--- What to work on ---
Please repeat all of the listing exactly.

--- Data supplied ---

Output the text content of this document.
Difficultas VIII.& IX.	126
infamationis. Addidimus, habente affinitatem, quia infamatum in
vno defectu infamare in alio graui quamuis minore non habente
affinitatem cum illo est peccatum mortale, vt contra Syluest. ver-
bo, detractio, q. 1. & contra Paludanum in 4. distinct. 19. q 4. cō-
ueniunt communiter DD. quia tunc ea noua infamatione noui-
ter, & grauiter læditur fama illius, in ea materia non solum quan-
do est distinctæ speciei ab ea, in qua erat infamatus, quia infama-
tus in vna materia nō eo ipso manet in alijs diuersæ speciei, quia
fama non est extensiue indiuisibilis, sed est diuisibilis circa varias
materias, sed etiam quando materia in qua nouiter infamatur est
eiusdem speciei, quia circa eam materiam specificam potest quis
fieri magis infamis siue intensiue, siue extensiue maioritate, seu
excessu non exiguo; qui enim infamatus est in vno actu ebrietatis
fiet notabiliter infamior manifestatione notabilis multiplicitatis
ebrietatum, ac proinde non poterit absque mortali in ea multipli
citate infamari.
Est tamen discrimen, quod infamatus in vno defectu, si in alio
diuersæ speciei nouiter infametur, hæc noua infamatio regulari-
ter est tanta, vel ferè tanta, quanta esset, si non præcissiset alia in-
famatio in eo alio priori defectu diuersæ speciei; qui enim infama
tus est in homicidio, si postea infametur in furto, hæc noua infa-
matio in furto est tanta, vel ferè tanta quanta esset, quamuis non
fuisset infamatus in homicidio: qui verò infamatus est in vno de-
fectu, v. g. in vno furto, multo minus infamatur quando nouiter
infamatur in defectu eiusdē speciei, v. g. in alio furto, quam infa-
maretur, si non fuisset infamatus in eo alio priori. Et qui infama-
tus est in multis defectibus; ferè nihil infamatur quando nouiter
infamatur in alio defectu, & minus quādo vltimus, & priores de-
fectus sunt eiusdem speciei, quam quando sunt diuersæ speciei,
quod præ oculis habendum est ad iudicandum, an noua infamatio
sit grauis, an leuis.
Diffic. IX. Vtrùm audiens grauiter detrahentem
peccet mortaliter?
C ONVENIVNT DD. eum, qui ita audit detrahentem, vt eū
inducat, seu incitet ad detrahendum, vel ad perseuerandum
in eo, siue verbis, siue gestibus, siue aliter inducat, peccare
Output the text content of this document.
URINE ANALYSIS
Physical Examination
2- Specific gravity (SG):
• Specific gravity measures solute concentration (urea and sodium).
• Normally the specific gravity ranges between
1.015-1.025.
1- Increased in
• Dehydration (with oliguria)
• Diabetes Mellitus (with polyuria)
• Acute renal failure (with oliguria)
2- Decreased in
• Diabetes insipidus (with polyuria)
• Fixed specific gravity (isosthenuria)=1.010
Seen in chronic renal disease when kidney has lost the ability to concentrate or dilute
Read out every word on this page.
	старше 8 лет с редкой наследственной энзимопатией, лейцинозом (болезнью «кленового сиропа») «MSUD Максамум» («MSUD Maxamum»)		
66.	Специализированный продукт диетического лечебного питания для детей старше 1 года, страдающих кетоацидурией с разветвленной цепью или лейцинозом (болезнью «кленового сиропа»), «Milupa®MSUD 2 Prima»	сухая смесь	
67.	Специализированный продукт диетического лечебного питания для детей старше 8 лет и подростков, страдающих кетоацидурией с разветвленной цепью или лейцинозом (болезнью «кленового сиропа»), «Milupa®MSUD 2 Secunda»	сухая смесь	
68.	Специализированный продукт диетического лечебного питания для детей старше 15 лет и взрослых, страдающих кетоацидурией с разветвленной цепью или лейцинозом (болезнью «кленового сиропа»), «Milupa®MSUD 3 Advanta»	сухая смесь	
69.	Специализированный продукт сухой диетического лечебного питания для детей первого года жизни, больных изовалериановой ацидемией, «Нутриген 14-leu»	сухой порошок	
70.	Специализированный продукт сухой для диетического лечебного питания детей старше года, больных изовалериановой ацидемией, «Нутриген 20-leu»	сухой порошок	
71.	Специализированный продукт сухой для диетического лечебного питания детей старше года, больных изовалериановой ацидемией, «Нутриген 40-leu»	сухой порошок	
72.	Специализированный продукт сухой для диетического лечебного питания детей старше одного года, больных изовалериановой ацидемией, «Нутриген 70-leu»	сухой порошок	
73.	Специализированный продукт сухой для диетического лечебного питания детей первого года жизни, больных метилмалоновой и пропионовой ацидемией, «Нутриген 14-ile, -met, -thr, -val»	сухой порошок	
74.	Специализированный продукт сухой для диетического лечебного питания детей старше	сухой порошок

--- Result of this exercise ---
Output the text content of this document.
Difficultas VIII.& IX.	126
infamationis. Addidimus, habente affinitatem, quia infamatum in
vno defectu infamare in alio graui quamuis minore non habente
affinitatem cum illo est peccatum mortale, vt contra Syluest. ver-
bo, detractio, q. 1. & contra Paludanum in 4. distinct. 19. q 4. cō-
ueniunt communiter DD. quia tunc ea noua infamatione noui-
ter, & grauiter læditur fama illius, in ea materia non solum quan-
do est distinctæ speciei ab ea, in qua erat infamatus, quia infama-
tus in vna materia nō eo ipso manet in alijs diuersæ speciei, quia
fama non est extensiue indiuisibilis, sed est diuisibilis circa varias
materias, sed etiam quando materia in qua nouiter infamatur est
eiusdem speciei, quia circa eam materiam specificam potest quis
fieri magis infamis siue intensiue, siue extensiue maioritate, seu
excessu non exiguo; qui enim infamatus est in vno actu ebrietatis
fiet notabiliter infamior manifestatione notabilis multiplicitatis
ebrietatum, ac proinde non poterit absque mortali in ea multipli
citate infamari.
Est tamen discrimen, quod infamatus in vno defectu, si in alio
diuersæ speciei nouiter infametur, hæc noua infamatio regulari-
ter est tanta, vel ferè tanta, quanta esset, si non præcissiset alia in-
famatio in eo alio priori defectu diuersæ speciei; qui enim infama
tus est in homicidio, si postea infametur in furto, hæc noua infa-
matio in furto est tanta, vel ferè tanta quanta esset, quamuis non
fuisset infamatus in homicidio: qui verò infamatus est in vno de-
fectu, v. g. in vno furto, multo minus infamatur quando nouiter
infamatur in defectu eiusdē speciei, v. g. in alio furto, quam infa-
maretur, si non fuisset infamatus in eo alio priori. Et qui infama-
tus est in multis defectibus; ferè nihil infamatur quando nouiter
infamatur in alio defectu, & minus quādo vltimus, & priores de-
fectus sunt eiusdem speciei, quam quando sunt diuersæ speciei,
quod præ oculis habendum est ad iudicandum, an noua infamatio
sit grauis, an leuis.
Diffic. IX. Vtrùm audiens grauiter detrahentem
peccet mortaliter?
C ONVENIVNT DD. eum, qui ita audit detrahentem, vt eū
inducat, seu incitet ad detrahendum, vel ad perseuerandum
in eo, siue verbis, siue gestibus, siue aliter inducat, peccare
Output the text content of this document.
URINE ANALYSIS
Physical Examination
2- Specific gravity (SG):
• Specific gravity measures solute concentration (urea and sodium).
• Normally the specific gravity ranges between
1.015-1.025.
1- Increased in
• Dehydration (with oliguria)
• Diabetes Mellitus (with polyuria)
• Acute renal failure (with oliguria)
2- Decreased in
• Diabetes insipidus (with polyuria)
• Fixed specific gravity (isosthenuria)=1.010
Seen in chronic renal disease when kidney has lost the ability to concentrate or dilute
Read out every word on this page.
	старше 8 лет с редкой наследственной энзимопатией, лейцинозом (болезнью «кленового сиропа») «MSUD Максамум» («MSUD Maxamum»)		
66.	Специализированный продукт диетического лечебного питания для детей старше 1 года, страдающих кетоацидурией с разветвленной цепью или лейцинозом (болезнью «кленового сиропа»), «Milupa®MSUD 2 Prima»	сухая смесь	
67.	Специализированный продукт диетического лечебного питания для детей старше 8 лет и подростков, страдающих кетоацидурией с разветвленной цепью или лейцинозом (болезнью «кленового сиропа»), «Milupa®MSUD 2 Secunda»	сухая смесь	
68.	Специализированный продукт диетического лечебного питания для детей старше 15 лет и взрослых, страдающих кетоацидурией с разветвленной цепью или лейцинозом (болезнью «кленового сиропа»), «Milupa®MSUD 3 Advanta»	сухая смесь	
69.	Специализированный продукт сухой диетического лечебного питания для детей первого года жизни, больных изовалериановой ацидемией, «Нутриген 14-leu»	сухой порошок	
70.	Специализированный продукт сухой для диетического лечебного питания детей старше года, больных изовалериановой ацидемией, «Нутриген 20-leu»	сухой порошок	
71.	Специализированный продукт сухой для диетического лечебного питания детей старше года, больных изовалериановой ацидемией, «Нутриген 40-leu»	сухой порошок	
72.	Специализированный продукт сухой для диетического лечебного питания детей старше одного года, больных изовалериановой ацидемией, «Нутриген 70-leu»	сухой порошок	
73.	Специализированный продукт сухой для диетического лечебного питания детей первого года жизни, больных метилмалоновой и пропионовой ацидемией, «Нутриген 14-ile, -met, -thr, -val»	сухой порошок	
74.	Специализированный продукт сухой для диетического лечебного питания детей старше	сухой порошок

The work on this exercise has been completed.